Records supplied
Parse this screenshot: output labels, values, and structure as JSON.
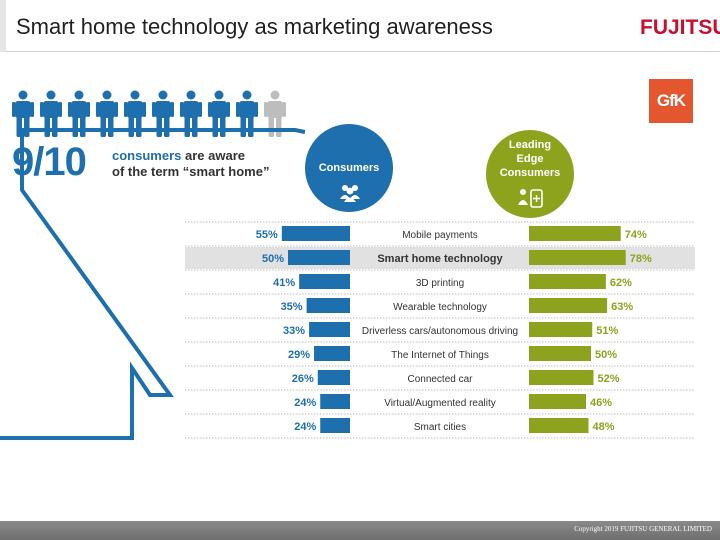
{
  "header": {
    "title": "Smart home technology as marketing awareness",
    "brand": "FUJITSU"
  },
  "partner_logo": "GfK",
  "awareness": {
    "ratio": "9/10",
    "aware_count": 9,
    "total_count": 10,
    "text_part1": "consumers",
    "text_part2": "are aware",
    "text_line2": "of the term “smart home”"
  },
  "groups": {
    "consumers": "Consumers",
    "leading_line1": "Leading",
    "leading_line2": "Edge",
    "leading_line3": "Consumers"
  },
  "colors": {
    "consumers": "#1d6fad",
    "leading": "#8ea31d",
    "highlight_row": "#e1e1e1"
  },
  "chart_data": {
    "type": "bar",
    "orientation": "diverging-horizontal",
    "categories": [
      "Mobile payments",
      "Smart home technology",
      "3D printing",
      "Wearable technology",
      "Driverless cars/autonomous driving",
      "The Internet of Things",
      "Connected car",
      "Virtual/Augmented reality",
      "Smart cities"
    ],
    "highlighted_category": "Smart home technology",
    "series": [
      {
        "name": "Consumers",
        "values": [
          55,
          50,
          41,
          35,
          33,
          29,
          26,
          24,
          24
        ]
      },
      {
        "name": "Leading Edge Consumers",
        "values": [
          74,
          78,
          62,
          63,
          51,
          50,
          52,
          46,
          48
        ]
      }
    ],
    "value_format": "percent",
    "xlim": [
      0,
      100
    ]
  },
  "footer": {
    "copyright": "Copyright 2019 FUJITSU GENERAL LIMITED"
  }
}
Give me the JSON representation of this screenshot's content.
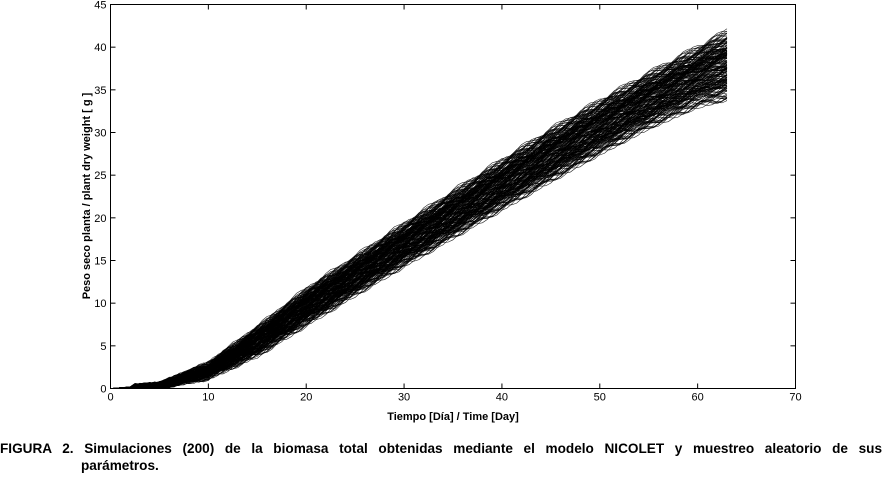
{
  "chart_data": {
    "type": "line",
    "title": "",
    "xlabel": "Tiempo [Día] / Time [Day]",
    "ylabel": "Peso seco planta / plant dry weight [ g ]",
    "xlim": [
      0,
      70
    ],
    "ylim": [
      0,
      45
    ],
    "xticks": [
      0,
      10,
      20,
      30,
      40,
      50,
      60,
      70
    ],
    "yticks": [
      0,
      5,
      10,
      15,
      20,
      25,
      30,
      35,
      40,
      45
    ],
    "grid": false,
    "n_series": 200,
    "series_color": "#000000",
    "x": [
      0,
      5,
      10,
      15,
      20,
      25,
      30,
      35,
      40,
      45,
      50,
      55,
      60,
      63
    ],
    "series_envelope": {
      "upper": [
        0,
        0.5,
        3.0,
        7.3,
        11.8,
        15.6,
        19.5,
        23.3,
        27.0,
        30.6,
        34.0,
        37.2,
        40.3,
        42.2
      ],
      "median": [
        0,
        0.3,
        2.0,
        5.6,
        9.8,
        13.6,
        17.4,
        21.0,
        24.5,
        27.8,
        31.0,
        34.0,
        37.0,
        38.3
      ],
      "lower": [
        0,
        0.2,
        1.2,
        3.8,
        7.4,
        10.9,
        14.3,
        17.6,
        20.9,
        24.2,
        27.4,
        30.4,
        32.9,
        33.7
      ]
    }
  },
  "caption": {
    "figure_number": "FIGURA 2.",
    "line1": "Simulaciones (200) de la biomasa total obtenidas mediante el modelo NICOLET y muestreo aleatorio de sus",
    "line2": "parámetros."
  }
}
...
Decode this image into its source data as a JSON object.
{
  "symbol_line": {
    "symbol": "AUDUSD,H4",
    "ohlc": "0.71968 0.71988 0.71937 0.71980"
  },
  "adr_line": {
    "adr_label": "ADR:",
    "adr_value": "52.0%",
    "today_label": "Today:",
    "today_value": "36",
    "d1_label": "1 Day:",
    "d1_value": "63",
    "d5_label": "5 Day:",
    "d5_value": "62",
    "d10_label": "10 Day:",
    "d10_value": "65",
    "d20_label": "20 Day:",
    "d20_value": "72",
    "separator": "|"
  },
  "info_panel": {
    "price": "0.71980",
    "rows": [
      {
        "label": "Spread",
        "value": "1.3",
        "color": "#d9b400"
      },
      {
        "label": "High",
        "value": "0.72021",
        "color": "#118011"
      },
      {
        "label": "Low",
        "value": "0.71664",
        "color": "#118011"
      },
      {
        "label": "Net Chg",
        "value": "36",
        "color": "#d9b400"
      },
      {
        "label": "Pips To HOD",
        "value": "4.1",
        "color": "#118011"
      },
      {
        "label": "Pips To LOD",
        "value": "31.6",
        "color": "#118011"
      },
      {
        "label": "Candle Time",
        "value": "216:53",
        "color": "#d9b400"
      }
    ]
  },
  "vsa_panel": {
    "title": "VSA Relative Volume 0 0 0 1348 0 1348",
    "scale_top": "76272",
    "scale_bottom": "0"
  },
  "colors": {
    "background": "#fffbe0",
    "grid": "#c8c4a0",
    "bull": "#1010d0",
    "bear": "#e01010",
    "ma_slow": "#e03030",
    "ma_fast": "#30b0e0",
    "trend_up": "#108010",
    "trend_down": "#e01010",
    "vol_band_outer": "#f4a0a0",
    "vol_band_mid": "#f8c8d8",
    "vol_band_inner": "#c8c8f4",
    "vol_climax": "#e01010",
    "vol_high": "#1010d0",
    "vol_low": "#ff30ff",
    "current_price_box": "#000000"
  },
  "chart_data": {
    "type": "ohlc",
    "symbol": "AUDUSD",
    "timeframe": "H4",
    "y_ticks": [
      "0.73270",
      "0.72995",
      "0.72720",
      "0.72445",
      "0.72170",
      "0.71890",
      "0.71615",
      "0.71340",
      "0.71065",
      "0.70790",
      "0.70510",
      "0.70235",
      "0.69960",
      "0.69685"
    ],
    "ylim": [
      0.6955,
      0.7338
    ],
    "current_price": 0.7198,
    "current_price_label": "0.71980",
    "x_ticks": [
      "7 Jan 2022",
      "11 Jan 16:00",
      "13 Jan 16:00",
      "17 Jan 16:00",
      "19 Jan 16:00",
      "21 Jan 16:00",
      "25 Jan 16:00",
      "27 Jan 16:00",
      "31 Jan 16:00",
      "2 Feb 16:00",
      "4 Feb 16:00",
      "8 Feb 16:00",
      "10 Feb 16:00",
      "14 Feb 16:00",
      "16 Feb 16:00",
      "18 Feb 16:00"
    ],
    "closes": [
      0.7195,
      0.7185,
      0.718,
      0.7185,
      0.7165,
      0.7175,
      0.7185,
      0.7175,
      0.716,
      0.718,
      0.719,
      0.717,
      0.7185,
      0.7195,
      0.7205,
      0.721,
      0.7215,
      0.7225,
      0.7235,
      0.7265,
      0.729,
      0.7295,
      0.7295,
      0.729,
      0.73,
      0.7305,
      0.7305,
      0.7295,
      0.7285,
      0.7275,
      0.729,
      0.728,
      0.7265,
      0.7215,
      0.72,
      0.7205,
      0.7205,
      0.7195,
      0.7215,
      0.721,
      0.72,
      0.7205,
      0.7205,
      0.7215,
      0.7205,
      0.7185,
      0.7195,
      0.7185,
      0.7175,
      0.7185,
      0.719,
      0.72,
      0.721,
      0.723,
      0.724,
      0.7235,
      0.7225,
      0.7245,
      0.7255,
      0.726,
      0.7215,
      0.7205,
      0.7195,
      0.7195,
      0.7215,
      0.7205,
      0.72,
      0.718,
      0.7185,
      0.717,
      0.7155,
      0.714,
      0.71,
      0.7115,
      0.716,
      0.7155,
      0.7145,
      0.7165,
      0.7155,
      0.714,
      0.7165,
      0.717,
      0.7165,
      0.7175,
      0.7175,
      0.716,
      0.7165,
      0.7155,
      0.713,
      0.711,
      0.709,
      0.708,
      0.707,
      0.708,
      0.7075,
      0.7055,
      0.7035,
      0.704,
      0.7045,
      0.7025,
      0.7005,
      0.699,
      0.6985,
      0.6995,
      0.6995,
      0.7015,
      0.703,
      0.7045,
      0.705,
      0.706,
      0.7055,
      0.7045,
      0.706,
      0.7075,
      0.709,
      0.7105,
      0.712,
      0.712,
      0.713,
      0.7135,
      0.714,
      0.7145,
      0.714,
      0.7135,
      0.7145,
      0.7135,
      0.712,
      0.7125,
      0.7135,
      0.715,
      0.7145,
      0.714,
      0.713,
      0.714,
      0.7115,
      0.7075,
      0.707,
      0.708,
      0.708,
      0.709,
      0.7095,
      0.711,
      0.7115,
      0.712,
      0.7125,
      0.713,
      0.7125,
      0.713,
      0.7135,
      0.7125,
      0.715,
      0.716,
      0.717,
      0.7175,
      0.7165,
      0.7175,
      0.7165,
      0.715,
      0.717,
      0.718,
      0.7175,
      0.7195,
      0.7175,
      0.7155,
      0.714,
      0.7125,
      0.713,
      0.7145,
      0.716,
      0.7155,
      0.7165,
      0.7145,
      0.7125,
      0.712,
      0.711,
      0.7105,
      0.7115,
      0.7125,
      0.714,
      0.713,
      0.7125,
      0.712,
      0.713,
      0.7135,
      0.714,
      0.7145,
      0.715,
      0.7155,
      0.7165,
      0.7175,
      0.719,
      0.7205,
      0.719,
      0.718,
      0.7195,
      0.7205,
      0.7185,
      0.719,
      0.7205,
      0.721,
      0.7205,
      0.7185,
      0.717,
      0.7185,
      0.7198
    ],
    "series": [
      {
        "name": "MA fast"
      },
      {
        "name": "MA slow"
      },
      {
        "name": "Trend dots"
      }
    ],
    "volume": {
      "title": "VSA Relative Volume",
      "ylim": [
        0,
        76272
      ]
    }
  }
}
==
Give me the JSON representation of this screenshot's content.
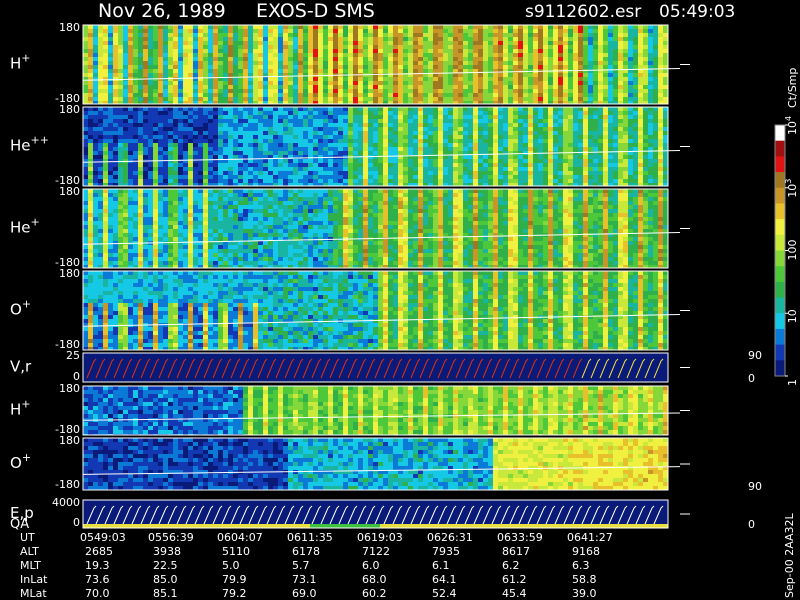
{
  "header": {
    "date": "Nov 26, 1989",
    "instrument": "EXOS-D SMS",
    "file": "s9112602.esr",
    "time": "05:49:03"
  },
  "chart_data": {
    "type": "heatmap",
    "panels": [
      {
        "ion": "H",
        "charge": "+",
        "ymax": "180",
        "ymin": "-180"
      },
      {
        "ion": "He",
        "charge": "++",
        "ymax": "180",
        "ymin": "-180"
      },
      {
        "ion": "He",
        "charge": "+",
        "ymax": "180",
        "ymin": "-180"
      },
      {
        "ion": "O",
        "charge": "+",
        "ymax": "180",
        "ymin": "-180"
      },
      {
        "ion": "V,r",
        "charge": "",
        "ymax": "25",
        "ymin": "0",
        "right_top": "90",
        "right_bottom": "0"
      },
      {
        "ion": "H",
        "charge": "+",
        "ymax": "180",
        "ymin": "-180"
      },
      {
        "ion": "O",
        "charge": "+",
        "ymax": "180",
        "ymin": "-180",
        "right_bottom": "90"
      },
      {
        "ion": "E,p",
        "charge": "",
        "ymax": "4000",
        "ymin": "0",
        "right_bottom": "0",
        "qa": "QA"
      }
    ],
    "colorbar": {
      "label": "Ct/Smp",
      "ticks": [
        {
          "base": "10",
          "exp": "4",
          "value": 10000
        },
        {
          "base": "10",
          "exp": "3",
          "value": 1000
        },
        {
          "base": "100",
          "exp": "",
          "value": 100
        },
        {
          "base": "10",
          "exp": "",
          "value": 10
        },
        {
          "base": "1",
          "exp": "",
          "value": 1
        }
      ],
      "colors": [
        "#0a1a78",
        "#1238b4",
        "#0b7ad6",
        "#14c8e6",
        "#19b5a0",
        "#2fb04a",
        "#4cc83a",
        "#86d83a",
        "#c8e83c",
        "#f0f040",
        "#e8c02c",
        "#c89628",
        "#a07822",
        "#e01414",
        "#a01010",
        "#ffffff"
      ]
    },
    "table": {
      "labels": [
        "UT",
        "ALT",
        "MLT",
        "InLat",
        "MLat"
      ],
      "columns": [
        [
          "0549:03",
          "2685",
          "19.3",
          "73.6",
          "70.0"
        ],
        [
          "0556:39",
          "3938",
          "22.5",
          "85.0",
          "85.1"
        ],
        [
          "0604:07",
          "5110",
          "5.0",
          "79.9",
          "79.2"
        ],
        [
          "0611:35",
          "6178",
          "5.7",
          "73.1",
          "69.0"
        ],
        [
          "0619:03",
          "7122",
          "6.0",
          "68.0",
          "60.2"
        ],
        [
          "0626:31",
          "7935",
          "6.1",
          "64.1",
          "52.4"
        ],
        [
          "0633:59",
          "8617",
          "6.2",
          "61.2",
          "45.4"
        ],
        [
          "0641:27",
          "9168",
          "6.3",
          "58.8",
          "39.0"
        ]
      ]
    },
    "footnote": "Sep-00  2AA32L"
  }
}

Set exercise
Scan the material above for the word "type". Copy each line where it occurs.

Task solution
    "type": "bar",
    "type": "line",
    "type": "ohlc",
    "type": "heatmap",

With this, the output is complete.